Pull out every line of the rows from the first one down to and including the line that contains "statement-prefix: Full statement", reproducing each character for character.

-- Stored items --
# # # # # # #

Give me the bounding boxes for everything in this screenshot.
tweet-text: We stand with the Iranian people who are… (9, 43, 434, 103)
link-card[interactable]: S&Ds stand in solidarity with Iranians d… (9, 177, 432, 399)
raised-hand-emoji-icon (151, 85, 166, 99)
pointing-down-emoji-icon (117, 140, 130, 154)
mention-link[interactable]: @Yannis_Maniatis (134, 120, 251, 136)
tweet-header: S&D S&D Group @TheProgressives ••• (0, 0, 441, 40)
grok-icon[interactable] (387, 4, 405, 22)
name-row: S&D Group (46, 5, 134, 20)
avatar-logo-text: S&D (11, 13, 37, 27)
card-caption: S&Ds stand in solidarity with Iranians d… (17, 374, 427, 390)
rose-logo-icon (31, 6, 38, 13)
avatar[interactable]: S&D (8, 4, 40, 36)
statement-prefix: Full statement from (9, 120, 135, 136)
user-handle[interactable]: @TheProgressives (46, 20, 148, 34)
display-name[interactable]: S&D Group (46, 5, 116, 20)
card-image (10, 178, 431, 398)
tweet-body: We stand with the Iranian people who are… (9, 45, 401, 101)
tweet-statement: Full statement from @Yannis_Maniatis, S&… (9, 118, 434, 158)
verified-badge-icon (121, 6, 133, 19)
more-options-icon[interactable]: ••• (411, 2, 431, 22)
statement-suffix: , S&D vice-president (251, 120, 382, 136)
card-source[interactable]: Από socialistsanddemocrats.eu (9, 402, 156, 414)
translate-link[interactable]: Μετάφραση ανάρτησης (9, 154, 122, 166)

# # # # # # #

-- SOLUTION FOR THIS PROBLEM --
Give me the bounding boxes for everything in this screenshot.
tweet-text: We stand with the Iranian people who are… (9, 43, 434, 103)
link-card[interactable]: S&Ds stand in solidarity with Iranians d… (9, 177, 432, 399)
raised-hand-emoji-icon (151, 85, 166, 99)
pointing-down-emoji-icon (117, 140, 130, 154)
mention-link[interactable]: @Yannis_Maniatis (134, 120, 251, 136)
tweet-header: S&D S&D Group @TheProgressives ••• (0, 0, 441, 40)
grok-icon[interactable] (387, 4, 405, 22)
name-row: S&D Group (46, 5, 134, 20)
avatar-logo-text: S&D (11, 13, 37, 27)
card-caption: S&Ds stand in solidarity with Iranians d… (17, 374, 427, 390)
rose-logo-icon (31, 6, 38, 13)
avatar[interactable]: S&D (8, 4, 40, 36)
statement-prefix: Full statement from (9, 120, 135, 136)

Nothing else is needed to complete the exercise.